» **EXERCISE INSTRUCTIONS**
Lines that hold the string "Unicorn" are to be counted; give only their number.

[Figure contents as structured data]
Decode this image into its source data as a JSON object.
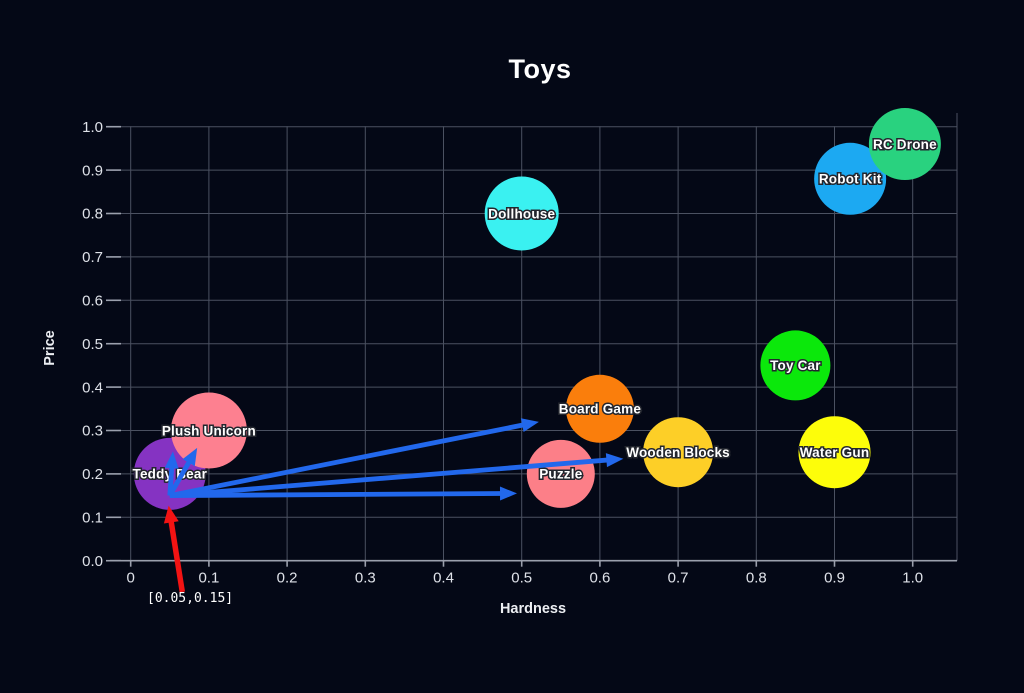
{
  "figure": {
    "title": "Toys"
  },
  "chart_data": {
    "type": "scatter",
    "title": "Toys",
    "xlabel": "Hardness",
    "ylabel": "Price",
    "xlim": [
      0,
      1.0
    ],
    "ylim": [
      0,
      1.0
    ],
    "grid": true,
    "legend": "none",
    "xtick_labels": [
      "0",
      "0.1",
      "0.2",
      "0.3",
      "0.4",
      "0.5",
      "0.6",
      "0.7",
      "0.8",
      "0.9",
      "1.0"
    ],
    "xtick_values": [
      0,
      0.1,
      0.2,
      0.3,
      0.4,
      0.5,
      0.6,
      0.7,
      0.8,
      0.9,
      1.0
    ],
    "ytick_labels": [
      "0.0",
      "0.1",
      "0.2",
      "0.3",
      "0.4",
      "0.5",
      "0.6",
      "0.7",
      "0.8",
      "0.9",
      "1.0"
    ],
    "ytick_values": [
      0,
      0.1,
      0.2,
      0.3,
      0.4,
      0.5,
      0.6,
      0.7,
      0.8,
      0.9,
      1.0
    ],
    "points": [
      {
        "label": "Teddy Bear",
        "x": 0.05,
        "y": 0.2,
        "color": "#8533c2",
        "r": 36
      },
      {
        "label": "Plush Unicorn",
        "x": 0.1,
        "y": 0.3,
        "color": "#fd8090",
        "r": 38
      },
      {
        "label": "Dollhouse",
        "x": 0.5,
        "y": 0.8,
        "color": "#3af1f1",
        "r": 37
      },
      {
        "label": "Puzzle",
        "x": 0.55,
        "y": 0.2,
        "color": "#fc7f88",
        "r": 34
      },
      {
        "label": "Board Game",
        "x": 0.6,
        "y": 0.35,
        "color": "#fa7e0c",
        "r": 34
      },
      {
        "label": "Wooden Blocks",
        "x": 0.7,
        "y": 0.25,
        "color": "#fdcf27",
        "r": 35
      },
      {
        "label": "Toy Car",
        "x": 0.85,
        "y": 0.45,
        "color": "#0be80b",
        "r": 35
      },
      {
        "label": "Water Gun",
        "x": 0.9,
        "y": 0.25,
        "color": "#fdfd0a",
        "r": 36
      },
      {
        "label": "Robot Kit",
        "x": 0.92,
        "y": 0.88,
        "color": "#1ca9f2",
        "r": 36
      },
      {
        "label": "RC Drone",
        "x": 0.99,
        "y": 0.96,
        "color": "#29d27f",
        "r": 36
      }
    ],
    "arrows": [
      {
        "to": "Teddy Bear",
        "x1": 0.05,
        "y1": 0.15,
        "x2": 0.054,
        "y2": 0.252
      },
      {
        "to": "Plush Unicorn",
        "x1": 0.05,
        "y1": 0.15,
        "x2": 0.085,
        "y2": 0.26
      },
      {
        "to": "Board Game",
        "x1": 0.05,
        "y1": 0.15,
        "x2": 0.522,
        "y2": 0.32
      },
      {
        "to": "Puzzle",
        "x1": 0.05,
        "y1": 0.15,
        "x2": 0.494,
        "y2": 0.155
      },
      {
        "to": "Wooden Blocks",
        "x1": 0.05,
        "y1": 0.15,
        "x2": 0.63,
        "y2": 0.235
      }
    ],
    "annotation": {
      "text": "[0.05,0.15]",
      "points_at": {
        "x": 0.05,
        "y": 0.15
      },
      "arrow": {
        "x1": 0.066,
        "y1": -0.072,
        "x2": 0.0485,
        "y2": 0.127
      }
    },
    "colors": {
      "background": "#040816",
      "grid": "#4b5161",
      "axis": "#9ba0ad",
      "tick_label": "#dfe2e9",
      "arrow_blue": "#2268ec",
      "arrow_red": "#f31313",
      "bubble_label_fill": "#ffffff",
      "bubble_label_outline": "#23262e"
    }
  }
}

---

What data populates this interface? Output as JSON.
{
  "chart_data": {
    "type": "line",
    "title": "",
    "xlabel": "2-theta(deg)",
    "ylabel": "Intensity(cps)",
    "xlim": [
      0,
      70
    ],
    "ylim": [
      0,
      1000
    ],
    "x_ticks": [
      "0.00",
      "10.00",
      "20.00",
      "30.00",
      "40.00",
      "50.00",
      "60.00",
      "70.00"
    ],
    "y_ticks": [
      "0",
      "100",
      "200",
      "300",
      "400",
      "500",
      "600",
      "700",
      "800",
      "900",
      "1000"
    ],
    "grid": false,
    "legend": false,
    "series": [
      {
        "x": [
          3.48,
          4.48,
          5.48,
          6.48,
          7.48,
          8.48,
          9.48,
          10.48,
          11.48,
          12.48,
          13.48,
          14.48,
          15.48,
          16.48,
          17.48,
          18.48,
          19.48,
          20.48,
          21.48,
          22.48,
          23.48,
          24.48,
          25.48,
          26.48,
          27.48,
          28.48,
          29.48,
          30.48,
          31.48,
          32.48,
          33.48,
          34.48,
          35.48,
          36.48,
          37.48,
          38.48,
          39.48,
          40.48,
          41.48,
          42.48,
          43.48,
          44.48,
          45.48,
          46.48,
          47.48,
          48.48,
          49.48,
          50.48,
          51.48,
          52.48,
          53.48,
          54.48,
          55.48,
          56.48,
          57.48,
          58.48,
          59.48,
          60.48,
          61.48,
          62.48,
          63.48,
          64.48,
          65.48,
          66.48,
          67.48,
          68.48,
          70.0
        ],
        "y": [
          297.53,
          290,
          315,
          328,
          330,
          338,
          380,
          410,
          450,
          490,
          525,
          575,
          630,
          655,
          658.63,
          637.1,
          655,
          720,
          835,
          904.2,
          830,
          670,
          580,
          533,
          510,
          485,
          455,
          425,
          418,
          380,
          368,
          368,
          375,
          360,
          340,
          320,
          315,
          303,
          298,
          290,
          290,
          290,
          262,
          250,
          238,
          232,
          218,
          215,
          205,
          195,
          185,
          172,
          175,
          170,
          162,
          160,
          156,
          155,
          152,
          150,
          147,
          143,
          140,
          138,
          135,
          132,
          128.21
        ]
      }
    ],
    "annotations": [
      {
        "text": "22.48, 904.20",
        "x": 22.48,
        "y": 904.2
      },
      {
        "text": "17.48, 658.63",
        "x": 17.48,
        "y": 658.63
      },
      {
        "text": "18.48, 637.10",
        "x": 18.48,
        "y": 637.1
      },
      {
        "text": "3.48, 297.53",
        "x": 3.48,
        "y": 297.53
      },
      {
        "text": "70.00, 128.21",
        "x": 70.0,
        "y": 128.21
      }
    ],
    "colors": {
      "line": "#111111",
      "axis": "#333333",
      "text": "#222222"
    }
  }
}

==

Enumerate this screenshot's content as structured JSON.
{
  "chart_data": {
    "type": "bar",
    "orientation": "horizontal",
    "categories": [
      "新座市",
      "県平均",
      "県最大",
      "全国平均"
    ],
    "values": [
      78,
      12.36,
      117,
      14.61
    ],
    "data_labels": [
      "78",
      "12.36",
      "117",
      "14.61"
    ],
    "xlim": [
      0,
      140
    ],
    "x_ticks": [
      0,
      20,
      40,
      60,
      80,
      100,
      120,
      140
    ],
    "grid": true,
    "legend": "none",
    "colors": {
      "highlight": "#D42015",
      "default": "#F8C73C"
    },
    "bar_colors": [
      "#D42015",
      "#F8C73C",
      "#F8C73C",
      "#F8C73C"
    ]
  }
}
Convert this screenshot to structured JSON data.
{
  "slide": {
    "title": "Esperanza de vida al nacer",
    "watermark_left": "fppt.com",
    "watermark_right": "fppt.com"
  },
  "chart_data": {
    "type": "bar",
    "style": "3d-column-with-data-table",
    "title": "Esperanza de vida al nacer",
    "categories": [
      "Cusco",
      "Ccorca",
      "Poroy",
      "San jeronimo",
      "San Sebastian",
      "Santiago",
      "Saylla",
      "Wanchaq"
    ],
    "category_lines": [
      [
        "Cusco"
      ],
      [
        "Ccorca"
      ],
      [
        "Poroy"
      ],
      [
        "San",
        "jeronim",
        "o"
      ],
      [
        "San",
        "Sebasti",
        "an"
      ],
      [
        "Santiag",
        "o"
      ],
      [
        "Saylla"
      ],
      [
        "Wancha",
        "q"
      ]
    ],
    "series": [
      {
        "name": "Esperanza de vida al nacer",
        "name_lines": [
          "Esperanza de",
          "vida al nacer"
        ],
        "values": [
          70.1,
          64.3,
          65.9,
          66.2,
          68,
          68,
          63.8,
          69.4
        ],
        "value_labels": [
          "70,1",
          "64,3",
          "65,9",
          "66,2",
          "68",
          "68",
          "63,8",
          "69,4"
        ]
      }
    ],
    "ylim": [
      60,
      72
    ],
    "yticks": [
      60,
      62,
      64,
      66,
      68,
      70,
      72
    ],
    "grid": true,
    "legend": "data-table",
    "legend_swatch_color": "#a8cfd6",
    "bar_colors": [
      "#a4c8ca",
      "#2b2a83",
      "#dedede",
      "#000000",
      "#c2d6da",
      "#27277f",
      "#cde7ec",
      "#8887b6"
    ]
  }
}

» **OUTPUT BELOW**
2